> _Task prompt_: Reproduce exactly the lines beginning with the line that contains "Extract all readable text from this page." and ending at the final line of the material below.
--
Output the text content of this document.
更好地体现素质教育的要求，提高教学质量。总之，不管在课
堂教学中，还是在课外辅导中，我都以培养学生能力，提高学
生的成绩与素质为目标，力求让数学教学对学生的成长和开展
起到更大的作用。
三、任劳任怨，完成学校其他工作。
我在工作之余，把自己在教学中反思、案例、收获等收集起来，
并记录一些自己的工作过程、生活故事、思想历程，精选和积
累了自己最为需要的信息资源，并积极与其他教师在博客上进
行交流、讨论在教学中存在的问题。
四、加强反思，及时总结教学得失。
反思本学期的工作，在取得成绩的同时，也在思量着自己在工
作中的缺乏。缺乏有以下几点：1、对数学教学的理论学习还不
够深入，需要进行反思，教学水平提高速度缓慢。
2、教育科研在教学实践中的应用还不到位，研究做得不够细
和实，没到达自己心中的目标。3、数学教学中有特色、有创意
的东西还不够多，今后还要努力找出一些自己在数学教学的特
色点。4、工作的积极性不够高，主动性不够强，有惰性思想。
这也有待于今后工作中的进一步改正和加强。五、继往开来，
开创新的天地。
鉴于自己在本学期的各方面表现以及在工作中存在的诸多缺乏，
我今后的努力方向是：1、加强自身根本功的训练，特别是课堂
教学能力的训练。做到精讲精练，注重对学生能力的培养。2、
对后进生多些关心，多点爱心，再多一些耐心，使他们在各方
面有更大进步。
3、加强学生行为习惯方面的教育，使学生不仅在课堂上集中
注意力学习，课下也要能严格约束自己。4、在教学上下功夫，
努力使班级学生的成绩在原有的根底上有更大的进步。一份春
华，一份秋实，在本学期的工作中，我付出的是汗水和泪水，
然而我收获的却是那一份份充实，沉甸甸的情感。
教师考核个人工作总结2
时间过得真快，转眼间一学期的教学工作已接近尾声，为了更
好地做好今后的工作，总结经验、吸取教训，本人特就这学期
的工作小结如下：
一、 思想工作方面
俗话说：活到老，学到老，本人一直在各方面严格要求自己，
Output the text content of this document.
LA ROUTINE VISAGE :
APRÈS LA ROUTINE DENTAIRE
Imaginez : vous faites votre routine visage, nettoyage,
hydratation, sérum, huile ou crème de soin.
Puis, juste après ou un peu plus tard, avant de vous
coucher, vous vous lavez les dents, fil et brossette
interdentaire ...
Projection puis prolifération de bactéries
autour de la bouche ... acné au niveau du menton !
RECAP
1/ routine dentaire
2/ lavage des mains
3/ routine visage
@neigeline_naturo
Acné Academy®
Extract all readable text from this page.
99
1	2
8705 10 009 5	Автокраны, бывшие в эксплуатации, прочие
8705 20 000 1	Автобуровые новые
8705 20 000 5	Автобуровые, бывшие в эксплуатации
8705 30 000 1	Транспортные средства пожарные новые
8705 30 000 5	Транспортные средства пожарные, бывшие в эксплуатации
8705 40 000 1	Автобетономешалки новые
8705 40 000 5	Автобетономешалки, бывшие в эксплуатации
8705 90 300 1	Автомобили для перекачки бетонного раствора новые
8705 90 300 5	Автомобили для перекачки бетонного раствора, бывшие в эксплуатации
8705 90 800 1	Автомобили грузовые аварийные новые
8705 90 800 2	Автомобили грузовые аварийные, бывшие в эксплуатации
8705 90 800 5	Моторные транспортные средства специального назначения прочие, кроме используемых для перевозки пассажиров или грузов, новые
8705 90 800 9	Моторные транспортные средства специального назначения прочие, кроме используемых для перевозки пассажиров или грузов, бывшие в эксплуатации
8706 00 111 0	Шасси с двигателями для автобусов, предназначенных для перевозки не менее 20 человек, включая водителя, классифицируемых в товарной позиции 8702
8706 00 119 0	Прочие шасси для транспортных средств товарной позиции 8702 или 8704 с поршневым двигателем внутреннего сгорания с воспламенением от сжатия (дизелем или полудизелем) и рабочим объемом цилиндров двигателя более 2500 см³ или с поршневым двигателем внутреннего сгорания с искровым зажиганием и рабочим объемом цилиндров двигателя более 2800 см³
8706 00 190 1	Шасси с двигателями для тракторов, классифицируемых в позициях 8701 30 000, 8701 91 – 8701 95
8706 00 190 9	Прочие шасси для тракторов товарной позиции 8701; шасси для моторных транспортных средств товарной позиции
--
> _The output_:
Extract all readable text from this page.
99
1	2
8705 10 009 5	Автокраны, бывшие в эксплуатации, прочие
8705 20 000 1	Автобуровые новые
8705 20 000 5	Автобуровые, бывшие в эксплуатации
8705 30 000 1	Транспортные средства пожарные новые
8705 30 000 5	Транспортные средства пожарные, бывшие в эксплуатации
8705 40 000 1	Автобетономешалки новые
8705 40 000 5	Автобетономешалки, бывшие в эксплуатации
8705 90 300 1	Автомобили для перекачки бетонного раствора новые
8705 90 300 5	Автомобили для перекачки бетонного раствора, бывшие в эксплуатации
8705 90 800 1	Автомобили грузовые аварийные новые
8705 90 800 2	Автомобили грузовые аварийные, бывшие в эксплуатации
8705 90 800 5	Моторные транспортные средства специального назначения прочие, кроме используемых для перевозки пассажиров или грузов, новые
8705 90 800 9	Моторные транспортные средства специального назначения прочие, кроме используемых для перевозки пассажиров или грузов, бывшие в эксплуатации
8706 00 111 0	Шасси с двигателями для автобусов, предназначенных для перевозки не менее 20 человек, включая водителя, классифицируемых в товарной позиции 8702
8706 00 119 0	Прочие шасси для транспортных средств товарной позиции 8702 или 8704 с поршневым двигателем внутреннего сгорания с воспламенением от сжатия (дизелем или полудизелем) и рабочим объемом цилиндров двигателя более 2500 см³ или с поршневым двигателем внутреннего сгорания с искровым зажиганием и рабочим объемом цилиндров двигателя более 2800 см³
8706 00 190 1	Шасси с двигателями для тракторов, классифицируемых в позициях 8701 30 000, 8701 91 – 8701 95
8706 00 190 9	Прочие шасси для тракторов товарной позиции 8701; шасси для моторных транспортных средств товарной позиции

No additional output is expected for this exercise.